#### THE PROBLEM
Revise the material below, replacing "two-stroke engine" with "two-cycle engine" wherever it occurs, and reproduce every line otherwise unchanged.

- - -

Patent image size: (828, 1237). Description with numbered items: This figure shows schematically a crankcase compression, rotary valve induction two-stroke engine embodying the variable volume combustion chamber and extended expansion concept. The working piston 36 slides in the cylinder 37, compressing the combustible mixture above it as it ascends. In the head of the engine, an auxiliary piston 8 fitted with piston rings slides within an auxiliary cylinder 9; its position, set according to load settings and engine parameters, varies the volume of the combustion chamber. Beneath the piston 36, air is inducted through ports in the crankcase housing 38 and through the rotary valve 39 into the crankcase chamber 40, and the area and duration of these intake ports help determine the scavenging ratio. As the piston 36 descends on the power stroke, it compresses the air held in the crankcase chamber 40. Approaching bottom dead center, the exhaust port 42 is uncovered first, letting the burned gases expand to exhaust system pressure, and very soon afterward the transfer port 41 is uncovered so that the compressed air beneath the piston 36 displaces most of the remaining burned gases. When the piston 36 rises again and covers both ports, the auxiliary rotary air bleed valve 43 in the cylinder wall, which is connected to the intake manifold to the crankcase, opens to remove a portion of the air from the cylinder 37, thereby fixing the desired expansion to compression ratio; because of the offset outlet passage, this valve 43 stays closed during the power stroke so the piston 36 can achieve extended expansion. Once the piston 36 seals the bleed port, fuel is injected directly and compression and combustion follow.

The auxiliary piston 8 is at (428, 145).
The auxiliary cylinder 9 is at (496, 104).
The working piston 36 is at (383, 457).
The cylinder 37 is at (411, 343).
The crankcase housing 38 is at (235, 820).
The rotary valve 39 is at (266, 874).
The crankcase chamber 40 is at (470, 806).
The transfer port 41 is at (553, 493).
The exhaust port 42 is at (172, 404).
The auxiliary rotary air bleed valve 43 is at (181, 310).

- - -

#### OUTPUT FOR THIS EXERCISE
Patent image size: (828, 1237). Description with numbered items: This figure shows schematically a crankcase compression, rotary valve induction two-cycle engine embodying the variable volume combustion chamber and extended expansion concept. The working piston 36 slides in the cylinder 37, compressing the combustible mixture above it as it ascends. In the head of the engine, an auxiliary piston 8 fitted with piston rings slides within an auxiliary cylinder 9; its position, set according to load settings and engine parameters, varies the volume of the combustion chamber. Beneath the piston 36, air is inducted through ports in the crankcase housing 38 and through the rotary valve 39 into the crankcase chamber 40, and the area and duration of these intake ports help determine the scavenging ratio. As the piston 36 descends on the power stroke, it compresses the air held in the crankcase chamber 40. Approaching bottom dead center, the exhaust port 42 is uncovered first, letting the burned gases expand to exhaust system pressure, and very soon afterward the transfer port 41 is uncovered so that the compressed air beneath the piston 36 displaces most of the remaining burned gases. When the piston 36 rises again and covers both ports, the auxiliary rotary air bleed valve 43 in the cylinder wall, which is connected to the intake manifold to the crankcase, opens to remove a portion of the air from the cylinder 37, thereby fixing the desired expansion to compression ratio; because of the offset outlet passage, this valve 43 stays closed during the power stroke so the piston 36 can achieve extended expansion. Once the piston 36 seals the bleed port, fuel is injected directly and compression and combustion follow.

The auxiliary piston 8 is at (428, 145).
The auxiliary cylinder 9 is at (496, 104).
The working piston 36 is at (383, 457).
The cylinder 37 is at (411, 343).
The crankcase housing 38 is at (235, 820).
The rotary valve 39 is at (266, 874).
The crankcase chamber 40 is at (470, 806).
The transfer port 41 is at (553, 493).
The exhaust port 42 is at (172, 404).
The auxiliary rotary air bleed valve 43 is at (181, 310).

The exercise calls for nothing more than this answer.